» **Brief**
Search the records for "xlabel". Copy every line where it appears.

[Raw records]
------------------------------------------------------------------------
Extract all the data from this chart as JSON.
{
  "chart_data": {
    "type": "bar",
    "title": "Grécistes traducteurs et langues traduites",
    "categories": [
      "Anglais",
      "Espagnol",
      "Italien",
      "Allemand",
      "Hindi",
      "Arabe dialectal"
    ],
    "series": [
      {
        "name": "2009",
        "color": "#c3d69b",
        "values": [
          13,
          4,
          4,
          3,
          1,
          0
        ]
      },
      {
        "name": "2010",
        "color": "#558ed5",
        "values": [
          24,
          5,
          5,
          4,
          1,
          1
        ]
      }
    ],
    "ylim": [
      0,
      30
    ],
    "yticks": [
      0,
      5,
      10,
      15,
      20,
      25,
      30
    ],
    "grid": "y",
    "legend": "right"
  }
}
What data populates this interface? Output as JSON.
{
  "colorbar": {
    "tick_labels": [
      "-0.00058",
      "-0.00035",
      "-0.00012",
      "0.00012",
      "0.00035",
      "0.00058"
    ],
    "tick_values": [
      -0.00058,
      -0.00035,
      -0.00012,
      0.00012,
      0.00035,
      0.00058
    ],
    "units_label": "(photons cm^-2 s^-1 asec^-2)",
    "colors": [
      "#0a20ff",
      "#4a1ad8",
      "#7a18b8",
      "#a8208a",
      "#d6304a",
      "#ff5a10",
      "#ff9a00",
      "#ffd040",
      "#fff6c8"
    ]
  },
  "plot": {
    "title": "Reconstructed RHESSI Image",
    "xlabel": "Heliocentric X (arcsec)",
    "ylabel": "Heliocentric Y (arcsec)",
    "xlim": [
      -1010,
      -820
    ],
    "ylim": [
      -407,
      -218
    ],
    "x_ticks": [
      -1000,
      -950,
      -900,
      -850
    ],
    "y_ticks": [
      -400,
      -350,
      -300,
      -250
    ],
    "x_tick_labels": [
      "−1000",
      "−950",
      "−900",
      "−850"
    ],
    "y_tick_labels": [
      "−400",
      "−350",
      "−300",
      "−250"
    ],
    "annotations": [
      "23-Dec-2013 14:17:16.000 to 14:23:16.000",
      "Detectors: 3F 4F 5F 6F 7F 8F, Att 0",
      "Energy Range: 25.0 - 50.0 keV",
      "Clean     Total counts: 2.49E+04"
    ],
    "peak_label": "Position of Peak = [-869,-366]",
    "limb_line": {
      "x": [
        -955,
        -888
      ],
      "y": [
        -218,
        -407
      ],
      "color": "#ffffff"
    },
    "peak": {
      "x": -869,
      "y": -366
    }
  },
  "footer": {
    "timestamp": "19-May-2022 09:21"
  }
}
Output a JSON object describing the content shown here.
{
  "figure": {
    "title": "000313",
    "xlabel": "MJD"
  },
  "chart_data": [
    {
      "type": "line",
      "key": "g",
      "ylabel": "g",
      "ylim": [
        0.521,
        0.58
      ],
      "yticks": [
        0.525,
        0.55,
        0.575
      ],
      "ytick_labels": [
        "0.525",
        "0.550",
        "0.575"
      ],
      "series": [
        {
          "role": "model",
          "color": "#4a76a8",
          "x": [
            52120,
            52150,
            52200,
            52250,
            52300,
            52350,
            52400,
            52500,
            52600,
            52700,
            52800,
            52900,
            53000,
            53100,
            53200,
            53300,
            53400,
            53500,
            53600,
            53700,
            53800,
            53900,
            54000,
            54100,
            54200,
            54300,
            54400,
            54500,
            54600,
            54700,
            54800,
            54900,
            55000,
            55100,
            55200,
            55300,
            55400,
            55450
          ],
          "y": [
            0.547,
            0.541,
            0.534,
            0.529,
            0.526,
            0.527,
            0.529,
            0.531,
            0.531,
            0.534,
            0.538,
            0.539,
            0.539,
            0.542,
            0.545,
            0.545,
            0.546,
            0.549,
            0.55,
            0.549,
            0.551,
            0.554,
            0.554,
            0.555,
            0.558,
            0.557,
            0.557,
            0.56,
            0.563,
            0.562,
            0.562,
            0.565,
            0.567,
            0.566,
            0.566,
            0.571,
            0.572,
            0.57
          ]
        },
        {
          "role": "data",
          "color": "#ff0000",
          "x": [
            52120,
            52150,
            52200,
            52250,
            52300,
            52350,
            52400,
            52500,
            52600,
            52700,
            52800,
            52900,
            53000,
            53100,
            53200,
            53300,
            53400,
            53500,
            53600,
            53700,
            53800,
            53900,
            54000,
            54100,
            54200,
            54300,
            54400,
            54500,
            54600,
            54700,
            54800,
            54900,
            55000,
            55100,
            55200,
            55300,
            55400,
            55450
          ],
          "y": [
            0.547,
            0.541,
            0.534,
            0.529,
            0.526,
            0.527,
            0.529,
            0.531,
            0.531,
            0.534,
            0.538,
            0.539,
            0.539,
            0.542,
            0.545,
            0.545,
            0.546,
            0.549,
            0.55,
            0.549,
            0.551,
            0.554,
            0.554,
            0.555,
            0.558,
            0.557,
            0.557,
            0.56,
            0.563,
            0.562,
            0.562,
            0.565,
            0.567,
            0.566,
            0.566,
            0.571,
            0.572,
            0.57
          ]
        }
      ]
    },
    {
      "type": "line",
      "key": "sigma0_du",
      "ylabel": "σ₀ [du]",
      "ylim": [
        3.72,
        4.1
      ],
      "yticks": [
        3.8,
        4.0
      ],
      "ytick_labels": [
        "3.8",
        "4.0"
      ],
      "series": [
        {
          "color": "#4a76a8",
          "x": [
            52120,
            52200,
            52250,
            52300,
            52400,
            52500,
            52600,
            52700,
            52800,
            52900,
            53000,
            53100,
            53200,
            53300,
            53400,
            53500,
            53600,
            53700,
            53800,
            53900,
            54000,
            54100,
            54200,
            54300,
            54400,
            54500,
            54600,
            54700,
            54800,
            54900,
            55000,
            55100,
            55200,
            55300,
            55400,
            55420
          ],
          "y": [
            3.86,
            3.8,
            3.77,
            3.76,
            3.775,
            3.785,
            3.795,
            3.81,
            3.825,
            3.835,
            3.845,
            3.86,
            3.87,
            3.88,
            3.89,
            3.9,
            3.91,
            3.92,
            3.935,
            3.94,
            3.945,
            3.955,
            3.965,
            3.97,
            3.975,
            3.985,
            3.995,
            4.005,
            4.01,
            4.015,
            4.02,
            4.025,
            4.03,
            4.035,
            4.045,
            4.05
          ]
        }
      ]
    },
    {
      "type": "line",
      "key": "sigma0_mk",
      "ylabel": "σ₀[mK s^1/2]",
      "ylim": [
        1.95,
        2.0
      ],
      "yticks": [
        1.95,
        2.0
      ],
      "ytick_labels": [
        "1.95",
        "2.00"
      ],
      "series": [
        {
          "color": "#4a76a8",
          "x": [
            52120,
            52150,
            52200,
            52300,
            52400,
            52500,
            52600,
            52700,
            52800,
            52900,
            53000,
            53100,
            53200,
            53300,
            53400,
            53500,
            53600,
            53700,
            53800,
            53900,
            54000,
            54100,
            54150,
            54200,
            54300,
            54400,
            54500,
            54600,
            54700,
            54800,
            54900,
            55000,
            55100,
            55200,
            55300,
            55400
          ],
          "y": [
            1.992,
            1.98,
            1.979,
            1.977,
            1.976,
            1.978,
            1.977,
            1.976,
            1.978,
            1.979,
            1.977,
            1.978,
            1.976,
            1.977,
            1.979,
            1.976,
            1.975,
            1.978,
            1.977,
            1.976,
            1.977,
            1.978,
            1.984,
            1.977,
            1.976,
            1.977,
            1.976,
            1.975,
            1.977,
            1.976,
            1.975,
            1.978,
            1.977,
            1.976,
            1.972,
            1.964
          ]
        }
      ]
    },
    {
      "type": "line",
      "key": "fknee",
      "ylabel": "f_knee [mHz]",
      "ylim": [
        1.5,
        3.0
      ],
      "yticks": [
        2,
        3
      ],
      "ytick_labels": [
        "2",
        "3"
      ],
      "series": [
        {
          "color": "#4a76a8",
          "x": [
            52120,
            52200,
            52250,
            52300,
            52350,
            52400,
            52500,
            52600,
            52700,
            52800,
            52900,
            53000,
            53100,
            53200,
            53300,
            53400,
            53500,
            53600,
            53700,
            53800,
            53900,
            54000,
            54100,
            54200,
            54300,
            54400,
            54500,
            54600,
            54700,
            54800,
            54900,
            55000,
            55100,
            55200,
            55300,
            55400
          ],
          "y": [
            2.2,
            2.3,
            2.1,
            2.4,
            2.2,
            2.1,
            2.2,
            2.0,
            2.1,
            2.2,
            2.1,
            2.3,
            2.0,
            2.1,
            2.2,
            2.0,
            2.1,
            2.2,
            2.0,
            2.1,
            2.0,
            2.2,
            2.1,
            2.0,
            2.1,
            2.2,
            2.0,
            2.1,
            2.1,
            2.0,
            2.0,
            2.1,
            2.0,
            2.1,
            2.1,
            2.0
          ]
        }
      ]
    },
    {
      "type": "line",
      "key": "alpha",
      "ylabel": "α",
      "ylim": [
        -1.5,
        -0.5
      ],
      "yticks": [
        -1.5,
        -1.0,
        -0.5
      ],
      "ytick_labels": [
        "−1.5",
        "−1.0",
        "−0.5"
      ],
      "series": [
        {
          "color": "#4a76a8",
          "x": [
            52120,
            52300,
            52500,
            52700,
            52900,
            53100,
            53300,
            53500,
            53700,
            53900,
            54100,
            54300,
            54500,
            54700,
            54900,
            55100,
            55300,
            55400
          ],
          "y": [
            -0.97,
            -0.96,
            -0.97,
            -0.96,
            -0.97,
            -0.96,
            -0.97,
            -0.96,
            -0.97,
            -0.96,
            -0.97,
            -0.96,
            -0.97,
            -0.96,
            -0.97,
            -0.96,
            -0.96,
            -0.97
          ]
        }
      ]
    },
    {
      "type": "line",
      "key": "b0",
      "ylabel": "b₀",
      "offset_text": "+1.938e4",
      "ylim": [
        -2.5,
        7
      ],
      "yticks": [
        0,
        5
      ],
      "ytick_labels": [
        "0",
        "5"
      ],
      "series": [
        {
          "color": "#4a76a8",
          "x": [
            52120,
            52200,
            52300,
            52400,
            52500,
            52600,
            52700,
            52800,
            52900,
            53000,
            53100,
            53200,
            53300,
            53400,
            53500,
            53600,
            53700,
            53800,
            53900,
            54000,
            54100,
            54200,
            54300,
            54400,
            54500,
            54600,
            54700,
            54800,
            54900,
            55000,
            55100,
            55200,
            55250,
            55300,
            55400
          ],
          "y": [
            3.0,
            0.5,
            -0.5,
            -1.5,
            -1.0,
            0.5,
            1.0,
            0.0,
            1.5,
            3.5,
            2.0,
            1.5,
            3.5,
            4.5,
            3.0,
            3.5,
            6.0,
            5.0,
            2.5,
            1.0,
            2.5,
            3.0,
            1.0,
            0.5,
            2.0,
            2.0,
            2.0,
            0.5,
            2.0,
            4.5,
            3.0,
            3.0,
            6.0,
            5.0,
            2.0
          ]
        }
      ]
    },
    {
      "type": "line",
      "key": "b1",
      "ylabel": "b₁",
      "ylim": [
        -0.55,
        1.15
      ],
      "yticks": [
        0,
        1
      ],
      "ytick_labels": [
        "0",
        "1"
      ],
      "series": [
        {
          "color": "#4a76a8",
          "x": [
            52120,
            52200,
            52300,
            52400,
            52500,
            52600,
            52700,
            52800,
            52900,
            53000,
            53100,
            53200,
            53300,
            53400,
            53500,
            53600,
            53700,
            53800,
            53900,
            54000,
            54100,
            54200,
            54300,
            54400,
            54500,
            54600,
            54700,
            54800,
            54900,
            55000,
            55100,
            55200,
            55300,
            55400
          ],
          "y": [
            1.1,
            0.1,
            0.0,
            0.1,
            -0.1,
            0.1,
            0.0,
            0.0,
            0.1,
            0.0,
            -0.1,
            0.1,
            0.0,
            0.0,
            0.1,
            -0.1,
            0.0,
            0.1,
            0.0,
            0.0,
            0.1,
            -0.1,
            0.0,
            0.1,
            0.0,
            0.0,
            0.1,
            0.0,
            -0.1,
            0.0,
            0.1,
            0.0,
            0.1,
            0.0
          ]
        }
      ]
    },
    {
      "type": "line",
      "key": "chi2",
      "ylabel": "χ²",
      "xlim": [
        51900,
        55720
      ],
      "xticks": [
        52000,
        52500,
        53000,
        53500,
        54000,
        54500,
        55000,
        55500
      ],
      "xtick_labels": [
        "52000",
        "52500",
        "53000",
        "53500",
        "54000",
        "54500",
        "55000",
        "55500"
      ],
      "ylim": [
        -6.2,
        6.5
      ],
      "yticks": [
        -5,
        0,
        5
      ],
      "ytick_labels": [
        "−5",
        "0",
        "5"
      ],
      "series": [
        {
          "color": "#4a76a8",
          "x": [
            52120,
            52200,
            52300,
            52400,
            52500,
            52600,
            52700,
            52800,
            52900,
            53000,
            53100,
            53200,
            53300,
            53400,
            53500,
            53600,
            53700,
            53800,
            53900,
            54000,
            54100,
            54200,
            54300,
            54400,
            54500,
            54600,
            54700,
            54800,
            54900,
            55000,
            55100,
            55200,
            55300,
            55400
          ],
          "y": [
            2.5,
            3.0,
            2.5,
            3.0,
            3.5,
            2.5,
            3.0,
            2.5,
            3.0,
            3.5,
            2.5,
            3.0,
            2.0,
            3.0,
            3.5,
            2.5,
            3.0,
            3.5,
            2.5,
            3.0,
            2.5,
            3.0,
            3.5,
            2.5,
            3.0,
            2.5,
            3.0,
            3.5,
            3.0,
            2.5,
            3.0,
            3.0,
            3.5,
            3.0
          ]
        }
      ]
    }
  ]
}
------------------------------------------------------------------------
» **Full solution**
    "xlabel": "Heliocentric X (arcsec)",
    "xlabel": "MJD"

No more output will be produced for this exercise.